▸ Prompt: All of the data is to be set down again without any alteration.

_____

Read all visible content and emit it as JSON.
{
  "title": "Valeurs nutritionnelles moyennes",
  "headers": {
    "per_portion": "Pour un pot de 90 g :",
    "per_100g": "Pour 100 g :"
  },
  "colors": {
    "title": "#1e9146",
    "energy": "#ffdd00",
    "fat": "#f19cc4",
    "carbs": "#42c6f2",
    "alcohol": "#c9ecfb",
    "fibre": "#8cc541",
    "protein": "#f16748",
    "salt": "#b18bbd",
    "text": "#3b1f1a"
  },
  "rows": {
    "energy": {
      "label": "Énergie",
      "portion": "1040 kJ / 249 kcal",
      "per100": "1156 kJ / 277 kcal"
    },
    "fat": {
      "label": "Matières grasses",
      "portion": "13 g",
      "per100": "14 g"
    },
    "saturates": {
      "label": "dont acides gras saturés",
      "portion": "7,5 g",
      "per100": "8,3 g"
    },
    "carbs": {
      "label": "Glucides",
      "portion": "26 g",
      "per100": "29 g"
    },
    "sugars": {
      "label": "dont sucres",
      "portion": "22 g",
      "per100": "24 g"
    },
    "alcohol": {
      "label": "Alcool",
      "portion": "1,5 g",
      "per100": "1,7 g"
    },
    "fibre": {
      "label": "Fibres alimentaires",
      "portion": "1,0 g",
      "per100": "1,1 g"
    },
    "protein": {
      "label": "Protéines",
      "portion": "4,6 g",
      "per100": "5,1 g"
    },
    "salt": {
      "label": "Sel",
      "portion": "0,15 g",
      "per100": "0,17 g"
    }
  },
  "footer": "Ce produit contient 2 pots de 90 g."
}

_____

▸ Reply:
Read all visible content and emit it as JSON.
{
  "title": "Valeurs nutritionnelles moyennes",
  "headers": {
    "per_portion": "Pour un pot de 90 g :",
    "per_100g": "Pour 100 g :"
  },
  "colors": {
    "title": "#1e9146",
    "energy": "#ffdd00",
    "fat": "#f19cc4",
    "carbs": "#42c6f2",
    "alcohol": "#c9ecfb",
    "fibre": "#8cc541",
    "protein": "#f16748",
    "salt": "#b18bbd",
    "text": "#3b1f1a"
  },
  "rows": {
    "energy": {
      "label": "Énergie",
      "portion": "1040 kJ / 249 kcal",
      "per100": "1156 kJ / 277 kcal"
    },
    "fat": {
      "label": "Matières grasses",
      "portion": "13 g",
      "per100": "14 g"
    },
    "saturates": {
      "label": "dont acides gras saturés",
      "portion": "7,5 g",
      "per100": "8,3 g"
    },
    "carbs": {
      "label": "Glucides",
      "portion": "26 g",
      "per100": "29 g"
    },
    "sugars": {
      "label": "dont sucres",
      "portion": "22 g",
      "per100": "24 g"
    },
    "alcohol": {
      "label": "Alcool",
      "portion": "1,5 g",
      "per100": "1,7 g"
    },
    "fibre": {
      "label": "Fibres alimentaires",
      "portion": "1,0 g",
      "per100": "1,1 g"
    },
    "protein": {
      "label": "Protéines",
      "portion": "4,6 g",
      "per100": "5,1 g"
    },
    "salt": {
      "label": "Sel",
      "portion": "0,15 g",
      "per100": "0,17 g"
    }
  },
  "footer": "Ce produit contient 2 pots de 90 g."
}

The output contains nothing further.